Task brief: Reproduce the listing word for word, leaving every picture behind.
[BEGIN Stored rows]
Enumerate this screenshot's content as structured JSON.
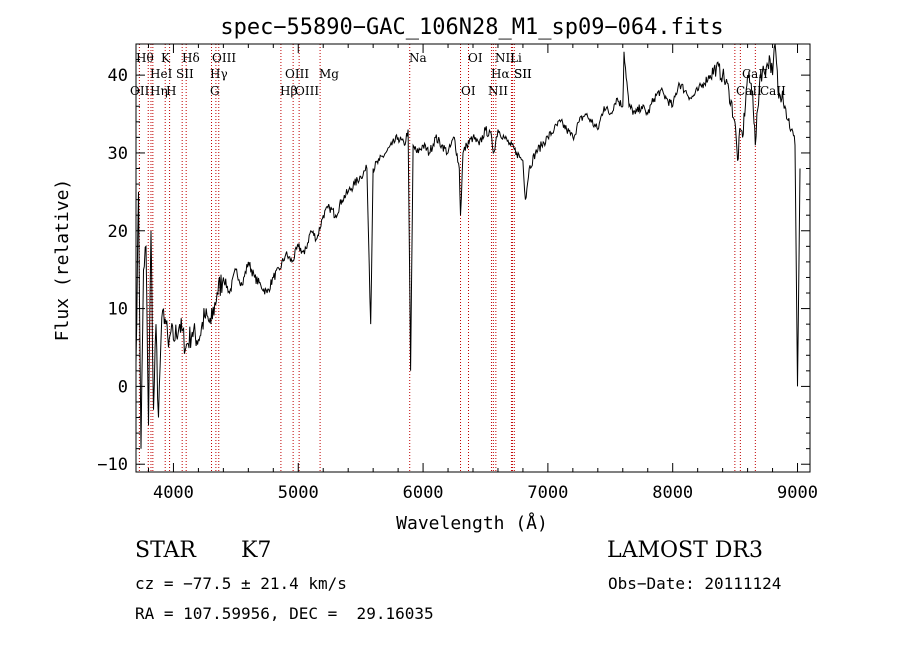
{
  "chart_data": {
    "type": "line",
    "title": "spec−55890−GAC_106N28_M1_sp09−064.fits",
    "xlabel": "Wavelength (Å)",
    "ylabel": "Flux (relative)",
    "xlim": [
      3700,
      9100
    ],
    "ylim": [
      -11,
      44
    ],
    "x_ticks": [
      4000,
      5000,
      6000,
      7000,
      8000,
      9000
    ],
    "x_tick_labels": [
      "4000",
      "5000",
      "6000",
      "7000",
      "8000",
      "9000"
    ],
    "y_ticks": [
      -10,
      0,
      10,
      20,
      30,
      40
    ],
    "y_tick_labels": [
      "−10",
      "0",
      "10",
      "20",
      "30",
      "40"
    ],
    "grid": false,
    "series": [
      {
        "name": "flux",
        "x": [
          3700,
          3720,
          3740,
          3760,
          3780,
          3800,
          3820,
          3840,
          3860,
          3880,
          3900,
          3920,
          3940,
          3960,
          3980,
          4000,
          4050,
          4100,
          4150,
          4200,
          4250,
          4300,
          4350,
          4400,
          4450,
          4500,
          4550,
          4600,
          4650,
          4700,
          4750,
          4800,
          4850,
          4900,
          4950,
          5000,
          5050,
          5100,
          5150,
          5200,
          5250,
          5300,
          5350,
          5400,
          5450,
          5500,
          5550,
          5580,
          5600,
          5650,
          5700,
          5750,
          5800,
          5850,
          5880,
          5900,
          5920,
          5950,
          6000,
          6050,
          6100,
          6150,
          6200,
          6250,
          6290,
          6300,
          6320,
          6350,
          6400,
          6450,
          6500,
          6550,
          6563,
          6600,
          6650,
          6700,
          6750,
          6800,
          6820,
          6850,
          6900,
          6950,
          7000,
          7050,
          7100,
          7150,
          7200,
          7250,
          7300,
          7350,
          7400,
          7450,
          7500,
          7550,
          7600,
          7610,
          7650,
          7700,
          7750,
          7800,
          7850,
          7900,
          7950,
          8000,
          8050,
          8100,
          8150,
          8200,
          8250,
          8300,
          8350,
          8400,
          8450,
          8498,
          8520,
          8542,
          8560,
          8600,
          8640,
          8662,
          8700,
          8750,
          8780,
          8800,
          8820,
          8850,
          8880,
          8900,
          8950,
          8980,
          9000,
          9020
        ],
        "y": [
          3,
          25,
          -8,
          15,
          18,
          -5,
          20,
          -3,
          8,
          -4,
          6,
          10,
          8,
          5,
          7,
          6,
          8,
          5,
          7,
          6,
          9,
          8,
          12,
          14,
          12,
          15,
          13,
          16,
          14,
          13,
          12,
          14,
          15,
          17,
          16,
          18,
          17,
          20,
          19,
          22,
          23,
          22,
          24,
          25,
          26,
          27,
          28,
          8,
          28,
          29,
          30,
          31,
          32,
          31,
          33,
          2,
          31,
          30,
          31,
          30,
          32,
          31,
          30,
          32,
          28,
          22,
          30,
          31,
          32,
          31,
          33,
          32,
          30,
          33,
          32,
          31,
          30,
          29,
          24,
          28,
          30,
          31,
          32,
          33,
          34,
          33,
          32,
          34,
          35,
          34,
          33,
          36,
          35,
          37,
          36,
          43,
          36,
          35,
          36,
          35,
          37,
          38,
          37,
          36,
          39,
          38,
          37,
          38,
          39,
          40,
          41,
          40,
          38,
          34,
          29,
          33,
          32,
          40,
          38,
          31,
          40,
          41,
          42,
          40,
          44,
          37,
          38,
          36,
          33,
          31,
          0,
          28
        ]
      }
    ],
    "line_markers": [
      {
        "label": "Hθ",
        "x": 3798
      },
      {
        "label": "OII",
        "x": 3727
      },
      {
        "label": "HeI",
        "x": 3820
      },
      {
        "label": "Hη",
        "x": 3835
      },
      {
        "label": "K",
        "x": 3934
      },
      {
        "label": "H",
        "x": 3969
      },
      {
        "label": "Hδ",
        "x": 4102
      },
      {
        "label": "SII",
        "x": 4070
      },
      {
        "label": "OIII",
        "x": 4363
      },
      {
        "label": "Hγ",
        "x": 4340
      },
      {
        "label": "G",
        "x": 4305
      },
      {
        "label": "Hβ",
        "x": 4861
      },
      {
        "label": "OIII",
        "x": 4959
      },
      {
        "label": "OIII",
        "x": 5007
      },
      {
        "label": "Mg",
        "x": 5175
      },
      {
        "label": "Na",
        "x": 5893
      },
      {
        "label": "OI",
        "x": 6300
      },
      {
        "label": "OI",
        "x": 6364
      },
      {
        "label": "Hα",
        "x": 6563
      },
      {
        "label": "NII",
        "x": 6548
      },
      {
        "label": "NII",
        "x": 6583
      },
      {
        "label": "SII",
        "x": 6716
      },
      {
        "label": "SII",
        "x": 6731
      },
      {
        "label": "Li",
        "x": 6708
      },
      {
        "label": "CaII",
        "x": 8498
      },
      {
        "label": "CaII",
        "x": 8542
      },
      {
        "label": "CaII",
        "x": 8662
      }
    ]
  },
  "info": {
    "object_class": "STAR",
    "subclass": "K7",
    "survey": "LAMOST DR3",
    "cz": "cz = −77.5 ± 21.4 km/s",
    "obs_date": "Obs−Date: 20111124",
    "coords": "RA = 107.59956, DEC =  29.16035"
  },
  "colors": {
    "spectrum": "#000000",
    "markers": "#c00000",
    "axes": "#000000",
    "background": "#ffffff"
  }
}
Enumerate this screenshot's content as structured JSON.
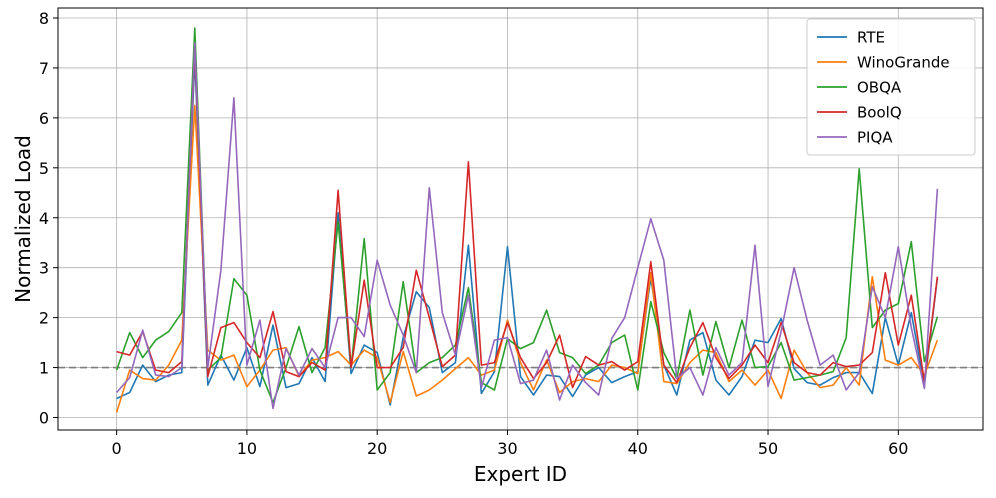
[END Stored rows]
Completed exercise:
Enumerate this screenshot's content as structured JSON.
{
  "chart_data": {
    "type": "line",
    "title": "spec−55890−GAC_106N28_M1_sp09−064.fits",
    "xlabel": "Wavelength (Å)",
    "ylabel": "Flux (relative)",
    "xlim": [
      3700,
      9100
    ],
    "ylim": [
      -11,
      44
    ],
    "x_ticks": [
      4000,
      5000,
      6000,
      7000,
      8000,
      9000
    ],
    "x_tick_labels": [
      "4000",
      "5000",
      "6000",
      "7000",
      "8000",
      "9000"
    ],
    "y_ticks": [
      -10,
      0,
      10,
      20,
      30,
      40
    ],
    "y_tick_labels": [
      "−10",
      "0",
      "10",
      "20",
      "30",
      "40"
    ],
    "grid": false,
    "series": [
      {
        "name": "flux",
        "x": [
          3700,
          3720,
          3740,
          3760,
          3780,
          3800,
          3820,
          3840,
          3860,
          3880,
          3900,
          3920,
          3940,
          3960,
          3980,
          4000,
          4050,
          4100,
          4150,
          4200,
          4250,
          4300,
          4350,
          4400,
          4450,
          4500,
          4550,
          4600,
          4650,
          4700,
          4750,
          4800,
          4850,
          4900,
          4950,
          5000,
          5050,
          5100,
          5150,
          5200,
          5250,
          5300,
          5350,
          5400,
          5450,
          5500,
          5550,
          5580,
          5600,
          5650,
          5700,
          5750,
          5800,
          5850,
          5880,
          5900,
          5920,
          5950,
          6000,
          6050,
          6100,
          6150,
          6200,
          6250,
          6290,
          6300,
          6320,
          6350,
          6400,
          6450,
          6500,
          6550,
          6563,
          6600,
          6650,
          6700,
          6750,
          6800,
          6820,
          6850,
          6900,
          6950,
          7000,
          7050,
          7100,
          7150,
          7200,
          7250,
          7300,
          7350,
          7400,
          7450,
          7500,
          7550,
          7600,
          7610,
          7650,
          7700,
          7750,
          7800,
          7850,
          7900,
          7950,
          8000,
          8050,
          8100,
          8150,
          8200,
          8250,
          8300,
          8350,
          8400,
          8450,
          8498,
          8520,
          8542,
          8560,
          8600,
          8640,
          8662,
          8700,
          8750,
          8780,
          8800,
          8820,
          8850,
          8880,
          8900,
          8950,
          8980,
          9000,
          9020
        ],
        "y": [
          3,
          25,
          -8,
          15,
          18,
          -5,
          20,
          -3,
          8,
          -4,
          6,
          10,
          8,
          5,
          7,
          6,
          8,
          5,
          7,
          6,
          9,
          8,
          12,
          14,
          12,
          15,
          13,
          16,
          14,
          13,
          12,
          14,
          15,
          17,
          16,
          18,
          17,
          20,
          19,
          22,
          23,
          22,
          24,
          25,
          26,
          27,
          28,
          8,
          28,
          29,
          30,
          31,
          32,
          31,
          33,
          2,
          31,
          30,
          31,
          30,
          32,
          31,
          30,
          32,
          28,
          22,
          30,
          31,
          32,
          31,
          33,
          32,
          30,
          33,
          32,
          31,
          30,
          29,
          24,
          28,
          30,
          31,
          32,
          33,
          34,
          33,
          32,
          34,
          35,
          34,
          33,
          36,
          35,
          37,
          36,
          43,
          36,
          35,
          36,
          35,
          37,
          38,
          37,
          36,
          39,
          38,
          37,
          38,
          39,
          40,
          41,
          40,
          38,
          34,
          29,
          33,
          32,
          40,
          38,
          31,
          40,
          41,
          42,
          40,
          44,
          37,
          38,
          36,
          33,
          31,
          0,
          28
        ]
      }
    ],
    "line_markers": [
      {
        "label": "Hθ",
        "x": 3798
      },
      {
        "label": "OII",
        "x": 3727
      },
      {
        "label": "HeI",
        "x": 3820
      },
      {
        "label": "Hη",
        "x": 3835
      },
      {
        "label": "K",
        "x": 3934
      },
      {
        "label": "H",
        "x": 3969
      },
      {
        "label": "Hδ",
        "x": 4102
      },
      {
        "label": "SII",
        "x": 4070
      },
      {
        "label": "OIII",
        "x": 4363
      },
      {
        "label": "Hγ",
        "x": 4340
      },
      {
        "label": "G",
        "x": 4305
      },
      {
        "label": "Hβ",
        "x": 4861
      },
      {
        "label": "OIII",
        "x": 4959
      },
      {
        "label": "OIII",
        "x": 5007
      },
      {
        "label": "Mg",
        "x": 5175
      },
      {
        "label": "Na",
        "x": 5893
      },
      {
        "label": "OI",
        "x": 6300
      },
      {
        "label": "OI",
        "x": 6364
      },
      {
        "label": "Hα",
        "x": 6563
      },
      {
        "label": "NII",
        "x": 6548
      },
      {
        "label": "NII",
        "x": 6583
      },
      {
        "label": "SII",
        "x": 6716
      },
      {
        "label": "SII",
        "x": 6731
      },
      {
        "label": "Li",
        "x": 6708
      },
      {
        "label": "CaII",
        "x": 8498
      },
      {
        "label": "CaII",
        "x": 8542
      },
      {
        "label": "CaII",
        "x": 8662
      }
    ]
  },
  "info": {
    "object_class": "STAR",
    "subclass": "K7",
    "survey": "LAMOST DR3",
    "cz": "cz = −77.5 ± 21.4 km/s",
    "obs_date": "Obs−Date: 20111124",
    "coords": "RA = 107.59956, DEC =  29.16035"
  },
  "colors": {
    "spectrum": "#000000",
    "markers": "#c00000",
    "axes": "#000000",
    "background": "#ffffff"
  }
}
Enumerate this screenshot's content as structured JSON.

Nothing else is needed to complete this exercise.